"""

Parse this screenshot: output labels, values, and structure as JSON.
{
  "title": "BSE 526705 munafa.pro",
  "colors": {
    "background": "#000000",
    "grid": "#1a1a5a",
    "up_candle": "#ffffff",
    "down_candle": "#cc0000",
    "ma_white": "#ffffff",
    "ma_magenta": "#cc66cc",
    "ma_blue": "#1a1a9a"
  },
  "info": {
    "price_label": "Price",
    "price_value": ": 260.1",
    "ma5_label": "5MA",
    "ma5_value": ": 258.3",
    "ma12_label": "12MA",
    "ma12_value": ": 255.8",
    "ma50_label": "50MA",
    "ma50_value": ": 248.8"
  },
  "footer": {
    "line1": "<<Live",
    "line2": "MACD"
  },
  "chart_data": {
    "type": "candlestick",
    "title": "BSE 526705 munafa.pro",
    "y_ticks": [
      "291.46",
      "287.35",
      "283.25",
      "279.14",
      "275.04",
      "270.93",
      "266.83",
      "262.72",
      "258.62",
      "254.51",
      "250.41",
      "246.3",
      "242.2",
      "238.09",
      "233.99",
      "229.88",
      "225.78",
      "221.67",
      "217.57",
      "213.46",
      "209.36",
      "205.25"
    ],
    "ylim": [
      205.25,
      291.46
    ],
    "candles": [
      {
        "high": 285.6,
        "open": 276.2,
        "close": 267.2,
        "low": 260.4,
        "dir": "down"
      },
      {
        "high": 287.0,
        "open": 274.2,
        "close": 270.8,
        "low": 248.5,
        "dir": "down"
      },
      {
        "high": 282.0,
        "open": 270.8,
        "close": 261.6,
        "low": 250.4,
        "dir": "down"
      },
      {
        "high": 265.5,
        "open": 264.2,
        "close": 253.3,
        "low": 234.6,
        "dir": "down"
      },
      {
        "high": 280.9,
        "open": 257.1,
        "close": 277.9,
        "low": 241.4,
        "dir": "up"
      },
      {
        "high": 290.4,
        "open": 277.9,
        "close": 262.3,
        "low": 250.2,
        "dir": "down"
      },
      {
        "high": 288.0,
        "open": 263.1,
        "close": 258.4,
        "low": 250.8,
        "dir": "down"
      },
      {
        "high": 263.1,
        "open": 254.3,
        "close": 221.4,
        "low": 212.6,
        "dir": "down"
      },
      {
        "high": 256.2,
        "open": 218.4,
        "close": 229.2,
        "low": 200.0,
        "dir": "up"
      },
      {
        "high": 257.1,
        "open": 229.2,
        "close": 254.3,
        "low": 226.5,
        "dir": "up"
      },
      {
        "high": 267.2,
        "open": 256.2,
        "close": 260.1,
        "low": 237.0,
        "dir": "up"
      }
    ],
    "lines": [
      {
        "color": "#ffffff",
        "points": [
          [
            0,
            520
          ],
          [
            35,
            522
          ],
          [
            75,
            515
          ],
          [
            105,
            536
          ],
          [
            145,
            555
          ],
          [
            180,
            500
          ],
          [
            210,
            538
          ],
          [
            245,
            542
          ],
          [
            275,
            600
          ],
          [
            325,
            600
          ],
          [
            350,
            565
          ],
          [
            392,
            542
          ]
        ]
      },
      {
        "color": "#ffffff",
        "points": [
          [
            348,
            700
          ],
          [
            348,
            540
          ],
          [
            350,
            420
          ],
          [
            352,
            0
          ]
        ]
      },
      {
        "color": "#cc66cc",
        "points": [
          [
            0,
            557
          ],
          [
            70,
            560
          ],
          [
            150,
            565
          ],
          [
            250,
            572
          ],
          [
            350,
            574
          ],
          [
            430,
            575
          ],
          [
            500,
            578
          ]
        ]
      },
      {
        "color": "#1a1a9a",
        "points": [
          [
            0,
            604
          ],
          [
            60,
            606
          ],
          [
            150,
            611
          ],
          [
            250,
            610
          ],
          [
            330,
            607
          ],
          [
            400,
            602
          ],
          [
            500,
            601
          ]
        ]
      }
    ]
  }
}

"""

**WRITTEN TASK:** List the lines of the material in which the word "close" occurs.

**FINAL ANSWER:**
        "close": 267.2,
        "close": 270.8,
        "close": 261.6,
        "close": 253.3,
        "close": 277.9,
        "close": 262.3,
        "close": 258.4,
        "close": 221.4,
        "close": 229.2,
        "close": 254.3,
        "close": 260.1,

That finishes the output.